+++ SUPPLIED DATA +++

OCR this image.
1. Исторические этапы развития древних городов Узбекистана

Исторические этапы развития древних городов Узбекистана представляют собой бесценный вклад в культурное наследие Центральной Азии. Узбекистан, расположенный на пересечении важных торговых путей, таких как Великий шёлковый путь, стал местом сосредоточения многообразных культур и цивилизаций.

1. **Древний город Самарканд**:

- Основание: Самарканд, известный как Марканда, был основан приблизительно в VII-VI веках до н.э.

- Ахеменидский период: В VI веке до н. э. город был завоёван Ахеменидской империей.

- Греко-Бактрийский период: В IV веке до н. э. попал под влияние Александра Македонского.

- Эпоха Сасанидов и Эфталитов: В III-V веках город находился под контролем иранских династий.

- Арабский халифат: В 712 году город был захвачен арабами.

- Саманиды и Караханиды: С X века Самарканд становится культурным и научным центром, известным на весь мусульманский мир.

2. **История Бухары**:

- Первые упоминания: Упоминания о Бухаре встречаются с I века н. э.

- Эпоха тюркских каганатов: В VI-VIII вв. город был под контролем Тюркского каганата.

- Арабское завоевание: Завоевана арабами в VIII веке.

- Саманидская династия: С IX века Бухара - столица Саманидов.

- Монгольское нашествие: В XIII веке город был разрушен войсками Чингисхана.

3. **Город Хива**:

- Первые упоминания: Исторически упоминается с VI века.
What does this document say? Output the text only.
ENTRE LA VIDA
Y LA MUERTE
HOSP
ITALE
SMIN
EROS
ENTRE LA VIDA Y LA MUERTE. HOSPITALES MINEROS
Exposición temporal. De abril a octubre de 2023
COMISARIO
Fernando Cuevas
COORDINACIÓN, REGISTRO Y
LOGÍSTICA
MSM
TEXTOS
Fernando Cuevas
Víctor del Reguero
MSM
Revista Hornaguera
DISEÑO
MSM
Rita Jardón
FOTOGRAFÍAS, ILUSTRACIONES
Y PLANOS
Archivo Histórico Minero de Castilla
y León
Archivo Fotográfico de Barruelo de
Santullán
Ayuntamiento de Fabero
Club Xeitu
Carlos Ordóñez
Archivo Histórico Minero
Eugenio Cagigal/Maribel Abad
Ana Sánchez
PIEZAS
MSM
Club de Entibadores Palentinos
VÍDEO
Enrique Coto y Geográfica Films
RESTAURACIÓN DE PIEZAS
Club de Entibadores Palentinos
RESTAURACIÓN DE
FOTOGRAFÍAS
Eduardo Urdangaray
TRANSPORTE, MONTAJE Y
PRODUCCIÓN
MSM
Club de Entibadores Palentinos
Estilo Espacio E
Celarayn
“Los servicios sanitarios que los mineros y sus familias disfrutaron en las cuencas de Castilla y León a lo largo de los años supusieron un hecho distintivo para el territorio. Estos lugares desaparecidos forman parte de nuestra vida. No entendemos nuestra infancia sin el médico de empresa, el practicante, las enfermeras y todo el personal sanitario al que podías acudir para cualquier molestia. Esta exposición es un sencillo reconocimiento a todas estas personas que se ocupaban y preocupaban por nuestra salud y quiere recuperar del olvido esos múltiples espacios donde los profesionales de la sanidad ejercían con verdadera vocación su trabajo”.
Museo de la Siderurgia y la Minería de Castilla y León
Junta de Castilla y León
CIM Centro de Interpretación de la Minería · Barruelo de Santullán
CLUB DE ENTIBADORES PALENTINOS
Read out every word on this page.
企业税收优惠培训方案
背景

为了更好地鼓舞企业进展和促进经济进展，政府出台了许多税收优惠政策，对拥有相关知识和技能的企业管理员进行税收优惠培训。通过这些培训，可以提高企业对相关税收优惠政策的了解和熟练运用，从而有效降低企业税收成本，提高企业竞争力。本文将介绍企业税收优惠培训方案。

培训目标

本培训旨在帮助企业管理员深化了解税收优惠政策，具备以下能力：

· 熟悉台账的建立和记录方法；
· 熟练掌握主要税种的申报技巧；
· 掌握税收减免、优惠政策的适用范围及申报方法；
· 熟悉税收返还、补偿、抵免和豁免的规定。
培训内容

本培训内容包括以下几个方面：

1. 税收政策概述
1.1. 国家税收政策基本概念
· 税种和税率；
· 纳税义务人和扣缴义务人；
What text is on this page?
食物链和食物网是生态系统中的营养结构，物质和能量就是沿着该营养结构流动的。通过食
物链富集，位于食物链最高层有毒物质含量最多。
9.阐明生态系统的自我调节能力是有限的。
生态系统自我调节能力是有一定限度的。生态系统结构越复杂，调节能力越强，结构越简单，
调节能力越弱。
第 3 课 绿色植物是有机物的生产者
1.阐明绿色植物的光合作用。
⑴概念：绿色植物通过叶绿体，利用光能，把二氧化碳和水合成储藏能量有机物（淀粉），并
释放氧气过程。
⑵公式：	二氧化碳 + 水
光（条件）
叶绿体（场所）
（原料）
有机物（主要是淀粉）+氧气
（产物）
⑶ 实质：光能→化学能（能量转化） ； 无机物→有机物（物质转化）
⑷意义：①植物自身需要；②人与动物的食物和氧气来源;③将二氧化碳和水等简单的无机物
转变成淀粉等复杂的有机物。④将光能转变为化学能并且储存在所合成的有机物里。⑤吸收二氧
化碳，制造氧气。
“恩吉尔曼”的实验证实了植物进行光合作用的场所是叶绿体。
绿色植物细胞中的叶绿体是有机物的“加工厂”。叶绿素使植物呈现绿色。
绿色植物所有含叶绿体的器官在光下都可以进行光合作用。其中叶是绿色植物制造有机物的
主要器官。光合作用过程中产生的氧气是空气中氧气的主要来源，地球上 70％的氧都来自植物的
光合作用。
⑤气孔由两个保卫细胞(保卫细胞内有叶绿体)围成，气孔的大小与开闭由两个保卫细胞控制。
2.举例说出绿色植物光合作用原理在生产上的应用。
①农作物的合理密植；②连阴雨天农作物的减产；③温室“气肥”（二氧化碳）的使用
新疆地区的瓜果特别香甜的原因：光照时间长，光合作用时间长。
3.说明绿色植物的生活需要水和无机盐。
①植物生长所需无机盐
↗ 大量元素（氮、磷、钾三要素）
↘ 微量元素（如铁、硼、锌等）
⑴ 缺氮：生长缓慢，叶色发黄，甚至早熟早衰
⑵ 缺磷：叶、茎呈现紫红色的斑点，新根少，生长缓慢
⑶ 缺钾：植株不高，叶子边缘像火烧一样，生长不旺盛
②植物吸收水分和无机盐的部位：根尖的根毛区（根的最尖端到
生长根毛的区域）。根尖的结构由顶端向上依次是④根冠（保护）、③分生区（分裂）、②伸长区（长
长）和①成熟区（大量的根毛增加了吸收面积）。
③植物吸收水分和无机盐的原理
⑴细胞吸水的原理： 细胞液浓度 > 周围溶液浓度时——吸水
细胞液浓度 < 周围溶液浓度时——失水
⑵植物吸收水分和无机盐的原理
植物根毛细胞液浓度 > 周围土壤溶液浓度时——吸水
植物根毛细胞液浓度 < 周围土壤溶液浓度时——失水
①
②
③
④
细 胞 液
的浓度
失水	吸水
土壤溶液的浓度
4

+++

PROBLEM REQUIREMENTS: Return every line of the material exactly.

WRITTEN ANSWER:
OCR this image.
1. Исторические этапы развития древних городов Узбекистана

Исторические этапы развития древних городов Узбекистана представляют собой бесценный вклад в культурное наследие Центральной Азии. Узбекистан, расположенный на пересечении важных торговых путей, таких как Великий шёлковый путь, стал местом сосредоточения многообразных культур и цивилизаций.

1. **Древний город Самарканд**:

- Основание: Самарканд, известный как Марканда, был основан приблизительно в VII-VI веках до н.э.

- Ахеменидский период: В VI веке до н. э. город был завоёван Ахеменидской империей.

- Греко-Бактрийский период: В IV веке до н. э. попал под влияние Александра Македонского.

- Эпоха Сасанидов и Эфталитов: В III-V веках город находился под контролем иранских династий.

- Арабский халифат: В 712 году город был захвачен арабами.

- Саманиды и Караханиды: С X века Самарканд становится культурным и научным центром, известным на весь мусульманский мир.

2. **История Бухары**:

- Первые упоминания: Упоминания о Бухаре встречаются с I века н. э.

- Эпоха тюркских каганатов: В VI-VIII вв. город был под контролем Тюркского каганата.

- Арабское завоевание: Завоевана арабами в VIII веке.

- Саманидская династия: С IX века Бухара - столица Саманидов.

- Монгольское нашествие: В XIII веке город был разрушен войсками Чингисхана.

3. **Город Хива**:

- Первые упоминания: Исторически упоминается с VI века.
What does this document say? Output the text only.
ENTRE LA VIDA
Y LA MUERTE
HOSP
ITALE
SMIN
EROS
ENTRE LA VIDA Y LA MUERTE. HOSPITALES MINEROS
Exposición temporal. De abril a octubre de 2023
COMISARIO
Fernando Cuevas
COORDINACIÓN, REGISTRO Y
LOGÍSTICA
MSM
TEXTOS
Fernando Cuevas
Víctor del Reguero
MSM
Revista Hornaguera
DISEÑO
MSM
Rita Jardón
FOTOGRAFÍAS, ILUSTRACIONES
Y PLANOS
Archivo Histórico Minero de Castilla
y León
Archivo Fotográfico de Barruelo de
Santullán
Ayuntamiento de Fabero
Club Xeitu
Carlos Ordóñez
Archivo Histórico Minero
Eugenio Cagigal/Maribel Abad
Ana Sánchez
PIEZAS
MSM
Club de Entibadores Palentinos
VÍDEO
Enrique Coto y Geográfica Films
RESTAURACIÓN DE PIEZAS
Club de Entibadores Palentinos
RESTAURACIÓN DE
FOTOGRAFÍAS
Eduardo Urdangaray
TRANSPORTE, MONTAJE Y
PRODUCCIÓN
MSM
Club de Entibadores Palentinos
Estilo Espacio E
Celarayn
“Los servicios sanitarios que los mineros y sus familias disfrutaron en las cuencas de Castilla y León a lo largo de los años supusieron un hecho distintivo para el territorio. Estos lugares desaparecidos forman parte de nuestra vida. No entendemos nuestra infancia sin el médico de empresa, el practicante, las enfermeras y todo el personal sanitario al que podías acudir para cualquier molestia. Esta exposición es un sencillo reconocimiento a todas estas personas que se ocupaban y preocupaban por nuestra salud y quiere recuperar del olvido esos múltiples espacios donde los profesionales de la sanidad ejercían con verdadera vocación su trabajo”.
Museo de la Siderurgia y la Minería de Castilla y León
Junta de Castilla y León
CIM Centro de Interpretación de la Minería · Barruelo de Santullán
CLUB DE ENTIBADORES PALENTINOS
Read out every word on this page.
企业税收优惠培训方案
背景

为了更好地鼓舞企业进展和促进经济进展，政府出台了许多税收优惠政策，对拥有相关知识和技能的企业管理员进行税收优惠培训。通过这些培训，可以提高企业对相关税收优惠政策的了解和熟练运用，从而有效降低企业税收成本，提高企业竞争力。本文将介绍企业税收优惠培训方案。

培训目标

本培训旨在帮助企业管理员深化了解税收优惠政策，具备以下能力：

· 熟悉台账的建立和记录方法；
· 熟练掌握主要税种的申报技巧；
· 掌握税收减免、优惠政策的适用范围及申报方法；
· 熟悉税收返还、补偿、抵免和豁免的规定。
培训内容

本培训内容包括以下几个方面：

1. 税收政策概述
1.1. 国家税收政策基本概念
· 税种和税率；
· 纳税义务人和扣缴义务人；
What text is on this page?
食物链和食物网是生态系统中的营养结构，物质和能量就是沿着该营养结构流动的。通过食
物链富集，位于食物链最高层有毒物质含量最多。
9.阐明生态系统的自我调节能力是有限的。
生态系统自我调节能力是有一定限度的。生态系统结构越复杂，调节能力越强，结构越简单，
调节能力越弱。
第 3 课 绿色植物是有机物的生产者
1.阐明绿色植物的光合作用。
⑴概念：绿色植物通过叶绿体，利用光能，把二氧化碳和水合成储藏能量有机物（淀粉），并
释放氧气过程。
⑵公式：	二氧化碳 + 水
光（条件）
叶绿体（场所）
（原料）
有机物（主要是淀粉）+氧气
（产物）
⑶ 实质：光能→化学能（能量转化） ； 无机物→有机物（物质转化）
⑷意义：①植物自身需要；②人与动物的食物和氧气来源;③将二氧化碳和水等简单的无机物
转变成淀粉等复杂的有机物。④将光能转变为化学能并且储存在所合成的有机物里。⑤吸收二氧
化碳，制造氧气。
“恩吉尔曼”的实验证实了植物进行光合作用的场所是叶绿体。
绿色植物细胞中的叶绿体是有机物的“加工厂”。叶绿素使植物呈现绿色。
绿色植物所有含叶绿体的器官在光下都可以进行光合作用。其中叶是绿色植物制造有机物的
主要器官。光合作用过程中产生的氧气是空气中氧气的主要来源，地球上 70％的氧都来自植物的
光合作用。
⑤气孔由两个保卫细胞(保卫细胞内有叶绿体)围成，气孔的大小与开闭由两个保卫细胞控制。
2.举例说出绿色植物光合作用原理在生产上的应用。
①农作物的合理密植；②连阴雨天农作物的减产；③温室“气肥”（二氧化碳）的使用
新疆地区的瓜果特别香甜的原因：光照时间长，光合作用时间长。
3.说明绿色植物的生活需要水和无机盐。
①植物生长所需无机盐
↗ 大量元素（氮、磷、钾三要素）
↘ 微量元素（如铁、硼、锌等）
⑴ 缺氮：生长缓慢，叶色发黄，甚至早熟早衰
⑵ 缺磷：叶、茎呈现紫红色的斑点，新根少，生长缓慢
⑶ 缺钾：植株不高，叶子边缘像火烧一样，生长不旺盛
②植物吸收水分和无机盐的部位：根尖的根毛区（根的最尖端到
生长根毛的区域）。根尖的结构由顶端向上依次是④根冠（保护）、③分生区（分裂）、②伸长区（长
长）和①成熟区（大量的根毛增加了吸收面积）。
③植物吸收水分和无机盐的原理
⑴细胞吸水的原理： 细胞液浓度 > 周围溶液浓度时——吸水
细胞液浓度 < 周围溶液浓度时——失水
⑵植物吸收水分和无机盐的原理
植物根毛细胞液浓度 > 周围土壤溶液浓度时——吸水
植物根毛细胞液浓度 < 周围土壤溶液浓度时——失水
①
②
③
④
细 胞 液
的浓度
失水	吸水
土壤溶液的浓度
4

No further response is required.